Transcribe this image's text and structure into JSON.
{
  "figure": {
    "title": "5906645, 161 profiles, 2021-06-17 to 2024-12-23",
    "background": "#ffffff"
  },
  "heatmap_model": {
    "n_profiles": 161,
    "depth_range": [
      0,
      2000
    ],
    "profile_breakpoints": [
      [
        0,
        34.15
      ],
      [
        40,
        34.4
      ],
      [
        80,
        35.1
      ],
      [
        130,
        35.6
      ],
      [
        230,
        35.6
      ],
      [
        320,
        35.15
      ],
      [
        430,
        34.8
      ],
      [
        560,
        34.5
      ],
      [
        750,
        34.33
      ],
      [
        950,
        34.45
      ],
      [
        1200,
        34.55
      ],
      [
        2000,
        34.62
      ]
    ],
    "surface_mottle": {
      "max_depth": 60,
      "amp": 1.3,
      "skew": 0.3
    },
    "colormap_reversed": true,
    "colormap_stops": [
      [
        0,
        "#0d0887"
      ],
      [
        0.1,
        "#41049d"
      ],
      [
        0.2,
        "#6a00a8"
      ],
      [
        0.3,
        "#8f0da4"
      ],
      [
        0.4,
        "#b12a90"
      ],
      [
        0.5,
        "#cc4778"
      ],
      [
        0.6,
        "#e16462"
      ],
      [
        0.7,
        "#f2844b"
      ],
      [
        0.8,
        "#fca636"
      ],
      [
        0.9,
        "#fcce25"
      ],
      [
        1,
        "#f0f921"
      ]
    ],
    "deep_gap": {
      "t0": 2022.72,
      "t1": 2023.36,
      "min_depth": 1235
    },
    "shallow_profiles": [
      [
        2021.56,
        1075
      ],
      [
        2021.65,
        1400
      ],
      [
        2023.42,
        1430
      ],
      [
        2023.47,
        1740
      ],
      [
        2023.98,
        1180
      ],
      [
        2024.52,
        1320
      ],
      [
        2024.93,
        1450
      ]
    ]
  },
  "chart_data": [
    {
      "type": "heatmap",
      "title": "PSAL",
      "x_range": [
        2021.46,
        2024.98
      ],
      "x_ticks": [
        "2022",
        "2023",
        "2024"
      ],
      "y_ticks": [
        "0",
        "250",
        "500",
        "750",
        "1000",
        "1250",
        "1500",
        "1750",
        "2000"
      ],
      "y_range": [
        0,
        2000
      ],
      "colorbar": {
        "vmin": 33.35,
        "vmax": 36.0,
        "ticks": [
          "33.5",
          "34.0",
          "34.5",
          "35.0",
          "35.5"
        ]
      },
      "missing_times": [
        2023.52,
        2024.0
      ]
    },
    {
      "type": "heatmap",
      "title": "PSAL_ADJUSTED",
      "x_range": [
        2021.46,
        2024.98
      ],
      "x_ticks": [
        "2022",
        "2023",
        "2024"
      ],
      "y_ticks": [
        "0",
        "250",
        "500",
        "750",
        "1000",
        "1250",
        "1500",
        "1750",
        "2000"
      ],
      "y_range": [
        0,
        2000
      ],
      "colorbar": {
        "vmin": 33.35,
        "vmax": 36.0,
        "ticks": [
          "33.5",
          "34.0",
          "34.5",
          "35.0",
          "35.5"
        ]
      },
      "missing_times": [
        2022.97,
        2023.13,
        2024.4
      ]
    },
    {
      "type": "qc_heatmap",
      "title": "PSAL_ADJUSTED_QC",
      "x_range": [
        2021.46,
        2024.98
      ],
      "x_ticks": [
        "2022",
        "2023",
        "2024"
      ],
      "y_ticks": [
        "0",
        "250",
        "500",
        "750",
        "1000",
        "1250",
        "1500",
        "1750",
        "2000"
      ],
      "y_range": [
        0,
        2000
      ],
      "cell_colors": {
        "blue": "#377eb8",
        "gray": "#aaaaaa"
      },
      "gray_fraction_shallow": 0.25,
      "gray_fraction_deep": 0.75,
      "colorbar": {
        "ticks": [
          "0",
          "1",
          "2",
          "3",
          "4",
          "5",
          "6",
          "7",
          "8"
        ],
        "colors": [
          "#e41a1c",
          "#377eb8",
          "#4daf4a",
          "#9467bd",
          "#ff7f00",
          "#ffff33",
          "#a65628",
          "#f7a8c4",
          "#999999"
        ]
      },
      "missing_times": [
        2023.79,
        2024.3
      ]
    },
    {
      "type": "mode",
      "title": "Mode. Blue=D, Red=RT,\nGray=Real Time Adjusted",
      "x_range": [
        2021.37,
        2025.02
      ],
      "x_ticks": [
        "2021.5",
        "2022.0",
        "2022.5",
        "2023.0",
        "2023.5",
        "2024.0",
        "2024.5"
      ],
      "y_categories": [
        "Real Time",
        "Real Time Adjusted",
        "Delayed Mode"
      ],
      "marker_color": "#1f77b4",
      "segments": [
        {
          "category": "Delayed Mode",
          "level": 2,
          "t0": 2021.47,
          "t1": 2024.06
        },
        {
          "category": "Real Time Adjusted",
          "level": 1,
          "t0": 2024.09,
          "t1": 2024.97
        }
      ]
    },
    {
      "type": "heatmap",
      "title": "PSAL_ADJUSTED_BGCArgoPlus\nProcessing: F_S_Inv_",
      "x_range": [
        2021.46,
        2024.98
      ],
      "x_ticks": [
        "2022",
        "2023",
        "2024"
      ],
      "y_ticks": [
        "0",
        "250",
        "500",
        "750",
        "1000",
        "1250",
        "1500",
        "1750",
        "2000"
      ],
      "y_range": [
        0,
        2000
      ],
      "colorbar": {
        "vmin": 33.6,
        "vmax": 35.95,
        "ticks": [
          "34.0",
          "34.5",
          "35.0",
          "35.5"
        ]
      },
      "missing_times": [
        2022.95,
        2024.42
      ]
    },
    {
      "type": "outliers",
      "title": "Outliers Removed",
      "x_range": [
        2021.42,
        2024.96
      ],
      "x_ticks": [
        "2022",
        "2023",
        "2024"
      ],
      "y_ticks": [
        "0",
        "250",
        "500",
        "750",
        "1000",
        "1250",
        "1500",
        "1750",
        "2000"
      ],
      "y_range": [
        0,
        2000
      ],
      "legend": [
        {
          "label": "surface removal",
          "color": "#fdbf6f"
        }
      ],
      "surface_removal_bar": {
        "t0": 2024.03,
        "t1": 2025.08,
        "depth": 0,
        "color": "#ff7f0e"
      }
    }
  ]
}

__EXERCISE REQUIREMENTS__
Report each line in the preceding entries that holds the string "title".

__RESULT OF THIS EXERCISE__
    "title": "5906645, 161 profiles, 2021-06-17 to 2024-12-23",
      "title": "PSAL",
      "title": "PSAL_ADJUSTED",
      "title": "PSAL_ADJUSTED_QC",
      "title": "Mode. Blue=D, Red=RT,\nGray=Real Time Adjusted",
      "title": "PSAL_ADJUSTED_BGCArgoPlus\nProcessing: F_S_Inv_",
      "title": "Outliers Removed",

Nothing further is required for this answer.